## Begin DATASET
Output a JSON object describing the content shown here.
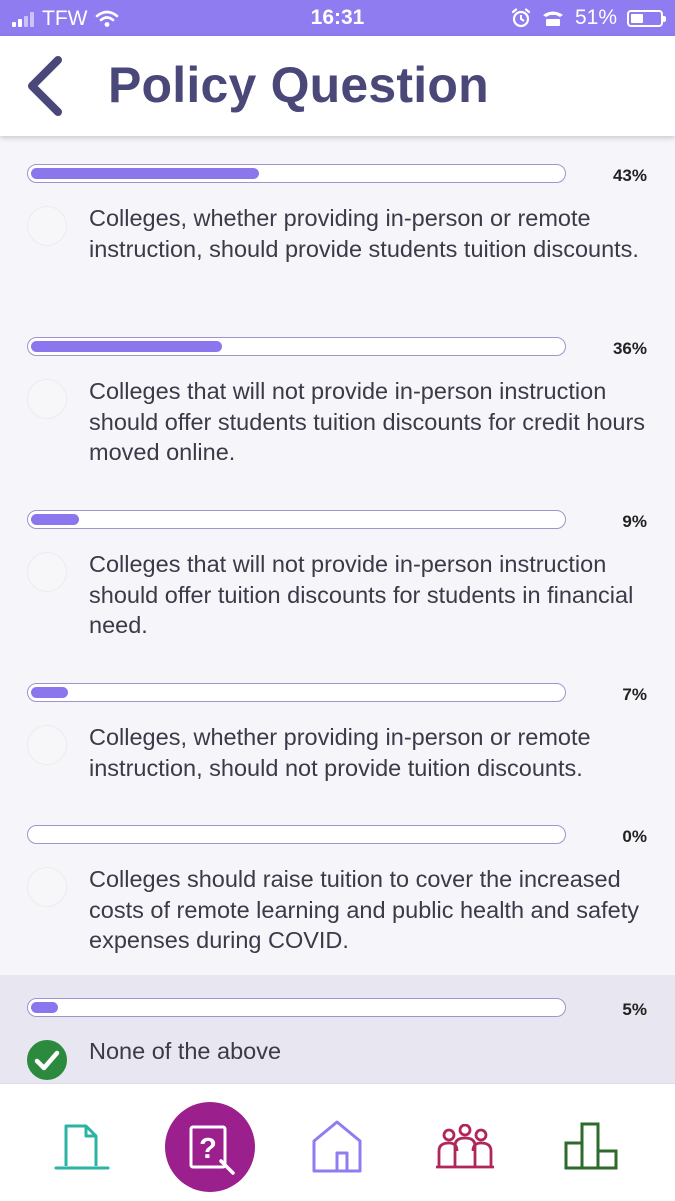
{
  "status_bar": {
    "carrier": "TFW",
    "time": "16:31",
    "battery": "51%"
  },
  "header": {
    "title": "Policy Question",
    "back_icon": "chevron-left-icon"
  },
  "colors": {
    "status_bar": "#8e7cf0",
    "title": "#4a4878",
    "bar_fill": "#8b76ee",
    "bar_border": "#9d95cc",
    "selected_bg": "#e8e6f0",
    "check": "#2b8a3e",
    "nav_docs": "#2bb3a3",
    "nav_question": "#9b1f8c",
    "nav_home": "#8e7cf0",
    "nav_people": "#b0265b",
    "nav_results": "#2b6b2b"
  },
  "options": [
    {
      "percent_label": "43%",
      "value": 0.43,
      "text": "Colleges, whether providing in-person or remote instruction, should provide students tuition discounts.",
      "selected": false
    },
    {
      "percent_label": "36%",
      "value": 0.36,
      "text": "Colleges that will not provide in-person instruction should offer students tuition discounts for credit hours moved online.",
      "selected": false
    },
    {
      "percent_label": "9%",
      "value": 0.09,
      "text": "Colleges that will not provide in-person instruction should offer tuition discounts for students in financial need.",
      "selected": false
    },
    {
      "percent_label": "7%",
      "value": 0.07,
      "text": "Colleges, whether providing in-person or remote instruction, should not provide tuition discounts.",
      "selected": false
    },
    {
      "percent_label": "0%",
      "value": 0.0,
      "text": "Colleges should raise tuition to cover the increased costs of remote learning and public health and safety expenses during COVID.",
      "selected": false
    },
    {
      "percent_label": "5%",
      "value": 0.05,
      "text": "None of the above",
      "selected": true
    }
  ],
  "bottom_nav": [
    {
      "icon": "document-icon"
    },
    {
      "icon": "question-search-icon"
    },
    {
      "icon": "home-icon"
    },
    {
      "icon": "community-icon"
    },
    {
      "icon": "bar-chart-icon"
    }
  ]
}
## End DATASET
DO THIS: Output the entries above exactly, without their pictures.

THE REPLY:
Output a JSON object describing the content shown here.
{
  "status_bar": {
    "carrier": "TFW",
    "time": "16:31",
    "battery": "51%"
  },
  "header": {
    "title": "Policy Question",
    "back_icon": "chevron-left-icon"
  },
  "colors": {
    "status_bar": "#8e7cf0",
    "title": "#4a4878",
    "bar_fill": "#8b76ee",
    "bar_border": "#9d95cc",
    "selected_bg": "#e8e6f0",
    "check": "#2b8a3e",
    "nav_docs": "#2bb3a3",
    "nav_question": "#9b1f8c",
    "nav_home": "#8e7cf0",
    "nav_people": "#b0265b",
    "nav_results": "#2b6b2b"
  },
  "options": [
    {
      "percent_label": "43%",
      "value": 0.43,
      "text": "Colleges, whether providing in-person or remote instruction, should provide students tuition discounts.",
      "selected": false
    },
    {
      "percent_label": "36%",
      "value": 0.36,
      "text": "Colleges that will not provide in-person instruction should offer students tuition discounts for credit hours moved online.",
      "selected": false
    },
    {
      "percent_label": "9%",
      "value": 0.09,
      "text": "Colleges that will not provide in-person instruction should offer tuition discounts for students in financial need.",
      "selected": false
    },
    {
      "percent_label": "7%",
      "value": 0.07,
      "text": "Colleges, whether providing in-person or remote instruction, should not provide tuition discounts.",
      "selected": false
    },
    {
      "percent_label": "0%",
      "value": 0.0,
      "text": "Colleges should raise tuition to cover the increased costs of remote learning and public health and safety expenses during COVID.",
      "selected": false
    },
    {
      "percent_label": "5%",
      "value": 0.05,
      "text": "None of the above",
      "selected": true
    }
  ],
  "bottom_nav": [
    {
      "icon": "document-icon"
    },
    {
      "icon": "question-search-icon"
    },
    {
      "icon": "home-icon"
    },
    {
      "icon": "community-icon"
    },
    {
      "icon": "bar-chart-icon"
    }
  ]
}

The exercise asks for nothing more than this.